Dataset records:
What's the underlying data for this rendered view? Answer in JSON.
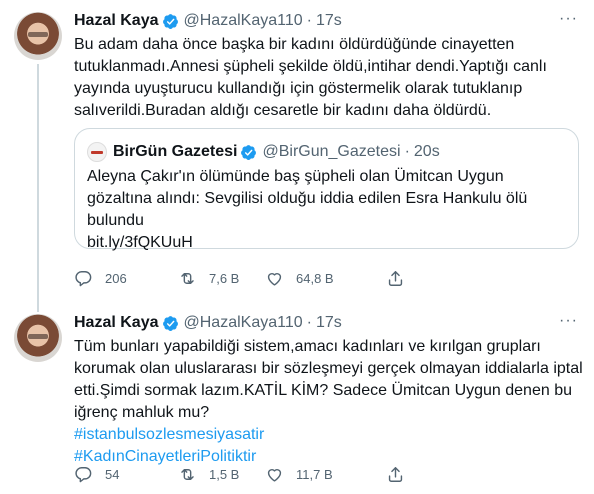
{
  "tweets": [
    {
      "display_name": "Hazal Kaya",
      "handle": "@HazalKaya110",
      "separator": "·",
      "time": "17s",
      "more": "···",
      "lines": [
        "Bu adam daha önce başka bir kadını öldürdüğünde cinayetten",
        "tutuklanmadı.Annesi şüpheli şekilde öldü,intihar dendi.Yaptığı canlı",
        "yayında uyuşturucu kullandığı için göstermelik olarak tutuklanıp",
        "salıverildi.Buradan aldığı cesaretle bir kadını daha öldürdü."
      ],
      "quote": {
        "display_name": "BirGün Gazetesi",
        "handle": "@BirGun_Gazetesi",
        "separator": "·",
        "time": "20s",
        "lines": [
          "Aleyna Çakır'ın ölümünde baş şüpheli olan Ümitcan Uygun",
          "gözaltına alındı: Sevgilisi olduğu iddia edilen Esra Hankulu ölü",
          "bulundu",
          "bit.ly/3fQKUuH"
        ]
      },
      "actions": {
        "replies": "206",
        "retweets": "7,6 B",
        "likes": "64,8 B"
      }
    },
    {
      "display_name": "Hazal Kaya",
      "handle": "@HazalKaya110",
      "separator": "·",
      "time": "17s",
      "more": "···",
      "lines": [
        "Tüm bunları yapabildiği sistem,amacı kadınları ve kırılgan grupları",
        "korumak olan uluslararası bir sözleşmeyi gerçek olmayan iddialarla iptal",
        "etti.Şimdi sormak lazım.KATİL KİM? Sadece Ümitcan Uygun denen bu",
        "iğrenç mahluk mu?"
      ],
      "hashtags": [
        "#istanbulsozlesmesiyasatir",
        "#KadınCinayetleriPolitiktir"
      ],
      "actions": {
        "replies": "54",
        "retweets": "1,5 B",
        "likes": "11,7 B"
      }
    }
  ],
  "icons": {
    "verified": "verified-badge-icon",
    "reply": "reply-icon",
    "retweet": "retweet-icon",
    "like": "heart-icon",
    "share": "share-icon"
  },
  "colors": {
    "accent": "#1d9bf0",
    "text": "#0f1419",
    "muted": "#536471",
    "border": "#cfd9de"
  }
}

INSTRUCTION: Find each line in the records holding the string "kadını" and show it.

SOLUTION TO THE EXERCISE:
        "Bu adam daha önce başka bir kadını öldürdüğünde cinayetten",
        "salıverildi.Buradan aldığı cesaretle bir kadını daha öldürdü."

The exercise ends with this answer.